ACTION ITEM A:
In the article on sheltering assets from a child's medical costs, reproduce the stretch from "She and her" through "an ongoing basis.", substituting "dinners" for "meals".
ACTION ITEM B:
According to the article on sheltering assets from a child's medical costs, how much per month did Mary's family receive from Medicaid once Aiden was home?

TEXT:
BEGIN

How to make it through while protecting your assets.
By Sue Stevens, CFA, CFP, CPA | 04-14-05 | 06:00 AM | Email Article

Every now and then I receive a cry for help that really touches my heart. Read what "Paul" wrote:

My wife is currently five months pregnant with our little girl. Last week our unborn little girl was diagnosed with a rare heart disease known as Tricuspid Atrestia. The good news is that she will be able to live a relatively normal life; however, she will require several open-heart surgeries after she is born. In addition, she will need to have regular checkups with a cardiologist for the rest of her life.

Sue Stevens, CPA, CFP, MBA, and CFA Charterholder, runs her own financial planning firm, Stevens Portfolio Design, and manages over $100 million in assets.

My wife is home with our 2-year-old son, but fortunately I have health insurance with my employer. Having said that, I suspect I will be looking at astronomical medical bills despite insurance. At this point, I have a home with a mortgage and about $150,000 in my 401k, Roth IRA, and money market account.

Is there anything that can be done to help shelter my assets from the massive costs I will incur? I would appreciate any help that you can provide.

I read this e-mail to my staff at lunch one day last week. To my amazement, two of the five people at the table had relatives or close friends who had been through almost the same thing.

Mary's Story
One of my staff's cousins, Mary, went through a similar experience last year. She too had a young child at home in addition to a new baby with serious health problems. Sadly, her baby passed away after only eight months. But her story is full of hope and help for others.

Aiden was born with serious heart problems as well as Down syndrome. His parents also found out midway through the pregnancy that he would have to have surgery as soon as he was born. They too wondered how to manage the financial implications of this turn of events.

What Mary found was nothing short of miraculous. Through Aiden's life, she received an outpouring of love and support from friends and family, doctors and nurses, and people they didn't even know.

She and her husband, Tom, took turns going to the hospital and caring for their other child at home. Friends and family delivered meals to them on an ongoing basis.

Mary and Tom both wanted to share with Paul and his family some of the resources and advice they found along the way:

1. Check with the state of Massachusetts (where Paul and his family live) to find out more about Medicaid benefits. Mary's family was able to receive about $40 per month while Aiden was in the hospital and $500 per month once he was home (with a monthly deductible of between $6,000 and 9,000 per month).

2. See if Massachusetts has a Division of Special Care for Children.

END

[Data excerpts]
BEGIN

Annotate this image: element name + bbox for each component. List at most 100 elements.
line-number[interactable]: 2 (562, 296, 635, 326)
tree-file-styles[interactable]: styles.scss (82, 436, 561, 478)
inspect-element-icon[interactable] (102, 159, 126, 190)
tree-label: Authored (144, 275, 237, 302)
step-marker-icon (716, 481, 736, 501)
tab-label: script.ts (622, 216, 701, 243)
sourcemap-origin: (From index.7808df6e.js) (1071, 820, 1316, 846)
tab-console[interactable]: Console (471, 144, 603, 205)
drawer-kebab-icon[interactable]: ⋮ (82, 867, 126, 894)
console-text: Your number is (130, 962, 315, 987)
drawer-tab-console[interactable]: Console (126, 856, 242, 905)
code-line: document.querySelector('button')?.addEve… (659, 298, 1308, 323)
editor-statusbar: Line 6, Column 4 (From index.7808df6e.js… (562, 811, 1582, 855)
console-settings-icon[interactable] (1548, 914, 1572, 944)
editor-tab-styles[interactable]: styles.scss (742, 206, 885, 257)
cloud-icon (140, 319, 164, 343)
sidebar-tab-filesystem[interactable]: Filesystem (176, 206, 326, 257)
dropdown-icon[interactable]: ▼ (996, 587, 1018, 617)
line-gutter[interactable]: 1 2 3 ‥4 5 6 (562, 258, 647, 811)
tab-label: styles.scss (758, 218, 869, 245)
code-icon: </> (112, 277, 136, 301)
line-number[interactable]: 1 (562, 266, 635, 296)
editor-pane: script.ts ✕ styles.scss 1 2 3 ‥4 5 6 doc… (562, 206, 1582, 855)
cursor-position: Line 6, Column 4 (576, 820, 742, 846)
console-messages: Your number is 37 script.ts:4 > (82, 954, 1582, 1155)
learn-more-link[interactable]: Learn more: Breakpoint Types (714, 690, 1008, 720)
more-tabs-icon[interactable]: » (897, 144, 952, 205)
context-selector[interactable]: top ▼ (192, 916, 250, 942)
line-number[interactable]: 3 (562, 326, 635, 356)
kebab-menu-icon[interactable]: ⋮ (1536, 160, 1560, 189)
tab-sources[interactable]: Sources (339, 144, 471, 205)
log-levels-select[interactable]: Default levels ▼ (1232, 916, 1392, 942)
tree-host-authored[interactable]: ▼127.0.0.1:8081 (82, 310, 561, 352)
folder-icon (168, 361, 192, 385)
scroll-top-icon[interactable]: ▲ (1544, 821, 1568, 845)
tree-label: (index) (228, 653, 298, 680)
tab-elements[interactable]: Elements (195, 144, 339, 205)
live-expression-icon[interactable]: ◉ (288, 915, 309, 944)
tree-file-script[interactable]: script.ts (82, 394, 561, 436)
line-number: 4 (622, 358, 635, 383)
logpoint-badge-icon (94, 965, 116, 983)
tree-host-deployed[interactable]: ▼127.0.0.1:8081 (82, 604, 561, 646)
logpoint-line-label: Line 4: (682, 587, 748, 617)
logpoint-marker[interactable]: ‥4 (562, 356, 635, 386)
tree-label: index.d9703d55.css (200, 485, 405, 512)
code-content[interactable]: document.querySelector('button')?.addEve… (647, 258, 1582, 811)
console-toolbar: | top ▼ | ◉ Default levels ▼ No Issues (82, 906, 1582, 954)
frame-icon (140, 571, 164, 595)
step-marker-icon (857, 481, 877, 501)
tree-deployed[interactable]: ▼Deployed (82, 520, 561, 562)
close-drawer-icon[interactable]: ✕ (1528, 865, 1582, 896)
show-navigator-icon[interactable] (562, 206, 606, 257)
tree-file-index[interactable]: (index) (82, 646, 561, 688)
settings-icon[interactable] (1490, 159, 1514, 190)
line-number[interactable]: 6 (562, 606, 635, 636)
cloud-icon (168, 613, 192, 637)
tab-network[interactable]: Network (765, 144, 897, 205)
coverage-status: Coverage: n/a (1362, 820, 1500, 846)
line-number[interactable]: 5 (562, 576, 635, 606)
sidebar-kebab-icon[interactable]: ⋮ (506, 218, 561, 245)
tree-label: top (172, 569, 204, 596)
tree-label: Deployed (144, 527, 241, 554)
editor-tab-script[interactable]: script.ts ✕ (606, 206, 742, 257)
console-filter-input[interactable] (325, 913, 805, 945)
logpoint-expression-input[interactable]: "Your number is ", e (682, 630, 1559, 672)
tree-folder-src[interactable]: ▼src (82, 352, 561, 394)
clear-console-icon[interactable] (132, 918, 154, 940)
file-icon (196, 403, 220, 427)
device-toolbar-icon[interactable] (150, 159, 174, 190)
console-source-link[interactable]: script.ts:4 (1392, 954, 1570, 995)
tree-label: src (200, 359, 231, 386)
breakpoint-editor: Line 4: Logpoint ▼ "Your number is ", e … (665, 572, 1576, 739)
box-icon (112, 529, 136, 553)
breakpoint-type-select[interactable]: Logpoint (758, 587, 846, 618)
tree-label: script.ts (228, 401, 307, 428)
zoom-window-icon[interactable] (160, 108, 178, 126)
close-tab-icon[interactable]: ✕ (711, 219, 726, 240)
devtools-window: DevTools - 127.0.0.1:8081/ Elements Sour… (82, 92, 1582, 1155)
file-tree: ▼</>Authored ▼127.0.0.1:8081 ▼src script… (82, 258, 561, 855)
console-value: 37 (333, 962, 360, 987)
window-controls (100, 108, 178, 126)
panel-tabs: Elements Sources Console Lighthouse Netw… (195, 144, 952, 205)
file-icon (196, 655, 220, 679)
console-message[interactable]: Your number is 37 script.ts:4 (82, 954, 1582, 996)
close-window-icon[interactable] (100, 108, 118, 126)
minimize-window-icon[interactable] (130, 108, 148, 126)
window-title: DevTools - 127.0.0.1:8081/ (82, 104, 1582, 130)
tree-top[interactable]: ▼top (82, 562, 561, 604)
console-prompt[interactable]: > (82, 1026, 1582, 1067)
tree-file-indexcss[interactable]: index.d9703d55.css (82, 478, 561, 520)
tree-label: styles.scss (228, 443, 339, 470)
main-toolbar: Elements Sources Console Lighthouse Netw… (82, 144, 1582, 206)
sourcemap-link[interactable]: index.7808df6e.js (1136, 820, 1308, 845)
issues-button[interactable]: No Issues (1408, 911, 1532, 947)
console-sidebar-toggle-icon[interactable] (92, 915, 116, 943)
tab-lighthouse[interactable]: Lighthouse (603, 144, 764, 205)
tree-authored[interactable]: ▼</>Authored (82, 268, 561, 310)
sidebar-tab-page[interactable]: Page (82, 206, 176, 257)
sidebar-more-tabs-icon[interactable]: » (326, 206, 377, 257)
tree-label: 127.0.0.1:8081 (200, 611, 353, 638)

END

ANSWER AREA A:
She and her husband, Tom, took turns going to the hospital and caring for their other child at home. Friends and family delivered dinners to them on an ongoing basis.

ANSWER AREA B:
$500 per month.